# What is expected
Only the lines holding the string "faible" are needed. Copy each one.

# The input
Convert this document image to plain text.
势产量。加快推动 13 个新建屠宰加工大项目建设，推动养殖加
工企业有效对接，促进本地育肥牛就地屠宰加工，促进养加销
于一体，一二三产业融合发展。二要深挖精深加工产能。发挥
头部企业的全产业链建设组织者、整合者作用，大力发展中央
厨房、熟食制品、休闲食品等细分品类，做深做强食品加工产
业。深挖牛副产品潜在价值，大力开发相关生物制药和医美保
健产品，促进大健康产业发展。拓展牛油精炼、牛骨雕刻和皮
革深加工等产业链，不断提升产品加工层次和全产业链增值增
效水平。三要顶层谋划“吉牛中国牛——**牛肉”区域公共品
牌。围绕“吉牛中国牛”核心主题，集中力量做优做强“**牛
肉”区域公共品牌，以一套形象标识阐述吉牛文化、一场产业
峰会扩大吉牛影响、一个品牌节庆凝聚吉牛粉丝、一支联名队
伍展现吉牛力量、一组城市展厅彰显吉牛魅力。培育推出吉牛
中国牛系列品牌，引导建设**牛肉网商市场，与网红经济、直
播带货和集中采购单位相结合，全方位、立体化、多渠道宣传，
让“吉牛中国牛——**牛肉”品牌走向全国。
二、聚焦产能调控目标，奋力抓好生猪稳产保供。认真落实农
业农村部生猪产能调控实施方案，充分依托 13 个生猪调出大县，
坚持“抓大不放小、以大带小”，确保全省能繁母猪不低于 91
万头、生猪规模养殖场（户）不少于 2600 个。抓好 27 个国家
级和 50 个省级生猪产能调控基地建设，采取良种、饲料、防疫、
* * *
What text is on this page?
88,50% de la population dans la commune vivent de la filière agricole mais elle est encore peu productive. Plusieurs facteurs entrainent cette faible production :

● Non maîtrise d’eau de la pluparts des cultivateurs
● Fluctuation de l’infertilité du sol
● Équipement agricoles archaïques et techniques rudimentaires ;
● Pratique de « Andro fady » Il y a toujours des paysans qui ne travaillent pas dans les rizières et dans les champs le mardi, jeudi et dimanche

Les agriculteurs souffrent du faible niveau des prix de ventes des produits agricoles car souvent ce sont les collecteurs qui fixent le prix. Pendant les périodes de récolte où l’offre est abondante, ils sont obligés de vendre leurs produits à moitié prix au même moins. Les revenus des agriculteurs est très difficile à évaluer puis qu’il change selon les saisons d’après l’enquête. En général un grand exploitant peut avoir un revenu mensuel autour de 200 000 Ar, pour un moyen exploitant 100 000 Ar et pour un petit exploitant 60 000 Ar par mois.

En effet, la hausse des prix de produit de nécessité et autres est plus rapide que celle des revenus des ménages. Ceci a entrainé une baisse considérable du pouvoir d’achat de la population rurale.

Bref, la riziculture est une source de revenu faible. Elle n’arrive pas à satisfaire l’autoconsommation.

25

# Result of this task
88,50% de la population dans la commune vivent de la filière agricole mais elle est encore peu productive. Plusieurs facteurs entrainent cette faible production :
Les agriculteurs souffrent du faible niveau des prix de ventes des produits agricoles car souvent ce sont les collecteurs qui fixent le prix. Pendant les périodes de récolte où l’offre est abondante, ils sont obligés de vendre leurs produits à moitié prix au même moins. Les revenus des agriculteurs est très difficile à évaluer puis qu’il change selon les saisons d’après l’enquête. En général un grand exploitant peut avoir un revenu mensuel autour de 200 000 Ar, pour un moyen exploitant 100 000 Ar et pour un petit exploitant 60 000 Ar par mois.
Bref, la riziculture est une source de revenu faible. Elle n’arrive pas à satisfaire l’autoconsommation.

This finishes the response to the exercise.